| Stated task |
Identify every line in the records below that contains the word "خبرنامه", and copy each of those lines.

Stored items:
* * *
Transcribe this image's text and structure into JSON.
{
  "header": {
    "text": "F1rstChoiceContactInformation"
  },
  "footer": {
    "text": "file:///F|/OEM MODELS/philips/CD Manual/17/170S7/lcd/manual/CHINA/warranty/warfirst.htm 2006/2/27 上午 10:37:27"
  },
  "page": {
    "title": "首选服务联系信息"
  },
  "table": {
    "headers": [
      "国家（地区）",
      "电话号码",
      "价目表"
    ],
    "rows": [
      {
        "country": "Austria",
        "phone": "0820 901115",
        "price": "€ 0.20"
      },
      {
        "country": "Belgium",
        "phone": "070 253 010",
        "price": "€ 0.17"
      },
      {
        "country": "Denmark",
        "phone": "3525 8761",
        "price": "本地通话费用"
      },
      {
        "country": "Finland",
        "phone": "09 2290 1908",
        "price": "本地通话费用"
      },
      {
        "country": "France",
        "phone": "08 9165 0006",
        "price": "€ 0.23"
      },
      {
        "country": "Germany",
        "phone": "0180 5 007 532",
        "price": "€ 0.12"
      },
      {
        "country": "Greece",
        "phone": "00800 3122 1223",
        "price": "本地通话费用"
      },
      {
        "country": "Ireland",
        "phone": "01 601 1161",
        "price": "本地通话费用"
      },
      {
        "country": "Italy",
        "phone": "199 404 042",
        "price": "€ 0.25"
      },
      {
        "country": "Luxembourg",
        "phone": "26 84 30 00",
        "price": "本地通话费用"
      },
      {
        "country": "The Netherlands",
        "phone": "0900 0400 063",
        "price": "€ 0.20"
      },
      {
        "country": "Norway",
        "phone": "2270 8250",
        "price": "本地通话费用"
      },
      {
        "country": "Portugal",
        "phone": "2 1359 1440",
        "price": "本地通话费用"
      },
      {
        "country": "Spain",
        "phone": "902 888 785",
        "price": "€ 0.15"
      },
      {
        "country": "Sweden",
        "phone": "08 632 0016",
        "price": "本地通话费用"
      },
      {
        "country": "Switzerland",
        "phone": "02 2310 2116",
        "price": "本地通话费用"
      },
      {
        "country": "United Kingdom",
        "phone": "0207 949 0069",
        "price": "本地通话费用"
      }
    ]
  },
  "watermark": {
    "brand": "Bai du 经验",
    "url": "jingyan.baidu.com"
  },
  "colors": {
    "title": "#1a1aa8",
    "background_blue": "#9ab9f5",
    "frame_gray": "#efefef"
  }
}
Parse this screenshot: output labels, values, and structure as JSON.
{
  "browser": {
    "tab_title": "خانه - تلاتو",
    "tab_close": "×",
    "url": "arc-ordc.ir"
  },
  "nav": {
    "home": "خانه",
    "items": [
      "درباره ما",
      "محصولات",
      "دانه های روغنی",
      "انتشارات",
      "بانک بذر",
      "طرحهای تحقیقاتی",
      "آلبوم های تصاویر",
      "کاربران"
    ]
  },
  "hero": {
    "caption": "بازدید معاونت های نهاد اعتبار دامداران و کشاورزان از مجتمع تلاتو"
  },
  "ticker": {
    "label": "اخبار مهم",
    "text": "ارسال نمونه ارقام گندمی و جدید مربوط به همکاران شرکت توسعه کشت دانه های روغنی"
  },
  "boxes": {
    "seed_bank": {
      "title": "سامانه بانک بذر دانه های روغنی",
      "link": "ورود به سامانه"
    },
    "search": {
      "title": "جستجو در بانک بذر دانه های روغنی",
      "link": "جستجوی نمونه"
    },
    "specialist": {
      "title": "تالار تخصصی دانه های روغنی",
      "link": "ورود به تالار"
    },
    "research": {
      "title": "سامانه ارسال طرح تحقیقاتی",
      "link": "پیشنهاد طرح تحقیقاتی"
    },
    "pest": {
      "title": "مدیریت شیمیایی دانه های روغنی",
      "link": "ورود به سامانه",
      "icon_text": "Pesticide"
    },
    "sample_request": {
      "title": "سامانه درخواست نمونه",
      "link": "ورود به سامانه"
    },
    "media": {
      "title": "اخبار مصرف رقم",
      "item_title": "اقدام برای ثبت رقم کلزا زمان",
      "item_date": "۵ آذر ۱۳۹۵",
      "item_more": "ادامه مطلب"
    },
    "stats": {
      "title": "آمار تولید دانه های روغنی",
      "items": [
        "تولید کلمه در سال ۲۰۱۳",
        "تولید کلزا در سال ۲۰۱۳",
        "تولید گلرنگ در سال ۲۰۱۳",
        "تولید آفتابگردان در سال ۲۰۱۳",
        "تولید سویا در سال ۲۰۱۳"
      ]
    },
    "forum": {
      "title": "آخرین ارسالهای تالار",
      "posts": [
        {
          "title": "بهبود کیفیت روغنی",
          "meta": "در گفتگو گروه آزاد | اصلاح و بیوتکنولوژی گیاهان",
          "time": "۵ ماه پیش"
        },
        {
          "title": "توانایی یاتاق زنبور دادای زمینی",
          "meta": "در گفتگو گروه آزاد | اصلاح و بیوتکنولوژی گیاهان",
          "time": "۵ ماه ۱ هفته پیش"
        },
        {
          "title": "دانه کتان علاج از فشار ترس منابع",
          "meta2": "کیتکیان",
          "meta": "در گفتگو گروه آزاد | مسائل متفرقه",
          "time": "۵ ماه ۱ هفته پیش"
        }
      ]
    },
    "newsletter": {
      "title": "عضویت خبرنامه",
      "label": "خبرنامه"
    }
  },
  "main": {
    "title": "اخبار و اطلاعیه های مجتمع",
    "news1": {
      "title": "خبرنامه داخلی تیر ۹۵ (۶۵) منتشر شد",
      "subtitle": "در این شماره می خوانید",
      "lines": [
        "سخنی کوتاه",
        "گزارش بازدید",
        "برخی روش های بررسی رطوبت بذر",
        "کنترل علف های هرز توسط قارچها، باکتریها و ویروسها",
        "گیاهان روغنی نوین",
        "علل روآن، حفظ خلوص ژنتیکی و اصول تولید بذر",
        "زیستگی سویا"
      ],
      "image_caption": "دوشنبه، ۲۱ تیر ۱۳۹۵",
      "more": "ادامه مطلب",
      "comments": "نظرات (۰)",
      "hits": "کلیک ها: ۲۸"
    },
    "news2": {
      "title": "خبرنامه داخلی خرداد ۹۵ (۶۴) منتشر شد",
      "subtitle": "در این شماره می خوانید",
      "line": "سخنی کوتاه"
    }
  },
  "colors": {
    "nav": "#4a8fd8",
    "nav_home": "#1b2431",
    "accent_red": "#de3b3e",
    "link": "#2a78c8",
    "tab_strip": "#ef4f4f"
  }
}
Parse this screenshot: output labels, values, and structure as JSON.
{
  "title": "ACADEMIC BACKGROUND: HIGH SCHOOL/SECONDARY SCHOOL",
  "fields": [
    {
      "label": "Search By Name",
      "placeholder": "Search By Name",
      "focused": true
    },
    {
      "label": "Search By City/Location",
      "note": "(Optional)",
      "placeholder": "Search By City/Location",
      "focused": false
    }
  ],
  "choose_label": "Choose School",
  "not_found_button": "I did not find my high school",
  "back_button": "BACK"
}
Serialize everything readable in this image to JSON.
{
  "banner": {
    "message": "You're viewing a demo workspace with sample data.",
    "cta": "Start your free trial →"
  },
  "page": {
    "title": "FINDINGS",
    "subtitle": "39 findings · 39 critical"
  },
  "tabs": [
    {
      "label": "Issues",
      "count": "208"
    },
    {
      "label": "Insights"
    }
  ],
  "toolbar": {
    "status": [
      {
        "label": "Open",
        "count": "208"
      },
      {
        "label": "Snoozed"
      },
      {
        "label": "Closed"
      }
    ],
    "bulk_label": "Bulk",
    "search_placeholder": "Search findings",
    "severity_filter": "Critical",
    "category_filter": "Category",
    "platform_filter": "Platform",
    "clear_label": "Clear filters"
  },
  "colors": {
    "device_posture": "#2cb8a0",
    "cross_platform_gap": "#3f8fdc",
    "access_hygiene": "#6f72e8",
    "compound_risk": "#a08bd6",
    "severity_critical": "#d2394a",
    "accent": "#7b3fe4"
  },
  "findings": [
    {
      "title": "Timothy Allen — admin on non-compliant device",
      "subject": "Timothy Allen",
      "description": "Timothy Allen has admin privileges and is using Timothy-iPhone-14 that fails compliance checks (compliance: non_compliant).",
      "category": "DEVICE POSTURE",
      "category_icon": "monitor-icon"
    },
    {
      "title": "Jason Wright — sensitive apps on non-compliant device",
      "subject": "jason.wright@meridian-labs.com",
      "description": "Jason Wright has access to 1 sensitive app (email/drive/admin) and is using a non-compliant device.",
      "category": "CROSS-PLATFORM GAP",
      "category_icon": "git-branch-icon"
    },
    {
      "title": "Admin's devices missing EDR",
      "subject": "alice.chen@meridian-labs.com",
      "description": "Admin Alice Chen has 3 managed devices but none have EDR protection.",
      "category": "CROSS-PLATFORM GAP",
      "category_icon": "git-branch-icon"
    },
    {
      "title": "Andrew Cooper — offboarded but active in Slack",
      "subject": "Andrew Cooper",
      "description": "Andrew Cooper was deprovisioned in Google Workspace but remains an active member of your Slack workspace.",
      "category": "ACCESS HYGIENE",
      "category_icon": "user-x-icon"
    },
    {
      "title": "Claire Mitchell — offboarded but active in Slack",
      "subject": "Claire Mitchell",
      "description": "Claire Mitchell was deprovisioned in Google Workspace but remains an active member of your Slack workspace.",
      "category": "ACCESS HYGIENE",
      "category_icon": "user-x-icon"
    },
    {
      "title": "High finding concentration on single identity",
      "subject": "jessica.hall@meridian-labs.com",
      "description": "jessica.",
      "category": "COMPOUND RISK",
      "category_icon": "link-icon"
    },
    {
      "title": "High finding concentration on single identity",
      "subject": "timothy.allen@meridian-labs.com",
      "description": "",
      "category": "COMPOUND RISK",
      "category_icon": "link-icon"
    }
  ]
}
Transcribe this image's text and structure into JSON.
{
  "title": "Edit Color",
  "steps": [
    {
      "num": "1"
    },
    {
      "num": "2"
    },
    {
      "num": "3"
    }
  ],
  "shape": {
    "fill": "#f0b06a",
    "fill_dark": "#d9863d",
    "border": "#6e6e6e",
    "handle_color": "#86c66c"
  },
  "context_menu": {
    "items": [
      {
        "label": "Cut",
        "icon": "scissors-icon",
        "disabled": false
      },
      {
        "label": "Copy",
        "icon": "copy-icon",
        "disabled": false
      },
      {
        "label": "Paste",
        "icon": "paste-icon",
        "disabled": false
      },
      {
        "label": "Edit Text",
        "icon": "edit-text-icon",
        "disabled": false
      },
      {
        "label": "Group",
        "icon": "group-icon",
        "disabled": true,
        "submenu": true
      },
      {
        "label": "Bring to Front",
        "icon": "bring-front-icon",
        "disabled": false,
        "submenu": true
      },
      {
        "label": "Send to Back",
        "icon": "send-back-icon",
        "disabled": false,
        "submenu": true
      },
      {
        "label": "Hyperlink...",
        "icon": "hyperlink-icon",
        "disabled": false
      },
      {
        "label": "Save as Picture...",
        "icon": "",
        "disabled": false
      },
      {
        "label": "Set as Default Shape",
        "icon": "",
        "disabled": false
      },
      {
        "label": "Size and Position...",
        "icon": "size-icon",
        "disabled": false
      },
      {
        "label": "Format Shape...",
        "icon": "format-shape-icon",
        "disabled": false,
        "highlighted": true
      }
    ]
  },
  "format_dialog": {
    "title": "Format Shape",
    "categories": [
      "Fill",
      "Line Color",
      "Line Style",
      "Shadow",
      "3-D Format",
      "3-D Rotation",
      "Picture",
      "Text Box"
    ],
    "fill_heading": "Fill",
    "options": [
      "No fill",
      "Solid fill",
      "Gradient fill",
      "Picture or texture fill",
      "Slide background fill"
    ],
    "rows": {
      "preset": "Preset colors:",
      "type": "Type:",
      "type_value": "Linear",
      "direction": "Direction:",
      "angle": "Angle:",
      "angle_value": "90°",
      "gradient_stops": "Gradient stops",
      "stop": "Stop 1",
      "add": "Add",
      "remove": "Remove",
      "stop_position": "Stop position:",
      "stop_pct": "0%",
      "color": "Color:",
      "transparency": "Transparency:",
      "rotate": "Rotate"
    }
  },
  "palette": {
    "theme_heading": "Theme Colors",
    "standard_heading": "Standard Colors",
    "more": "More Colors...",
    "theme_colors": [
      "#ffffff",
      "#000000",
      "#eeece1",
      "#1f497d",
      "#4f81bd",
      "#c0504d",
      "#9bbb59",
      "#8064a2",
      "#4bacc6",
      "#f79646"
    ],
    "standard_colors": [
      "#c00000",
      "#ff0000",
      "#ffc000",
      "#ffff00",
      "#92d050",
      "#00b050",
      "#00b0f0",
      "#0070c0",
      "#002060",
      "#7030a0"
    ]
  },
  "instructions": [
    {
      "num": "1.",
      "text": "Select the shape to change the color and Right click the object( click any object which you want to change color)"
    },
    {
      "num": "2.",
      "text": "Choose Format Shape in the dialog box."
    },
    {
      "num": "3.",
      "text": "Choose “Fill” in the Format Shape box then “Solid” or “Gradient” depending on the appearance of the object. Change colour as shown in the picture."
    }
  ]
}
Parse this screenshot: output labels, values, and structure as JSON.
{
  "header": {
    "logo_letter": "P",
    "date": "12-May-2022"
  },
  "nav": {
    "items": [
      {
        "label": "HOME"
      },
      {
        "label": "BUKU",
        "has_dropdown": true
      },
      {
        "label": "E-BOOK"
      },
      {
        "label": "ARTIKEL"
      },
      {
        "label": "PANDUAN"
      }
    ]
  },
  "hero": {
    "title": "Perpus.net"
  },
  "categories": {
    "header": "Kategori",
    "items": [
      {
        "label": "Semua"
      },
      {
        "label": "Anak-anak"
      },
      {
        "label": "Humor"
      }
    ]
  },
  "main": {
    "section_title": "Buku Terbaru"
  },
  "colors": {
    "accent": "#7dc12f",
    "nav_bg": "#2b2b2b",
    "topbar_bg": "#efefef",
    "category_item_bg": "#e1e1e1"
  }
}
* * *
| Full solution |
      "title": "عضویت خبرنامه",
      "label": "خبرنامه"
      "title": "خبرنامه داخلی تیر ۹۵ (۶۵) منتشر شد",
      "title": "خبرنامه داخلی خرداد ۹۵ (۶۴) منتشر شد",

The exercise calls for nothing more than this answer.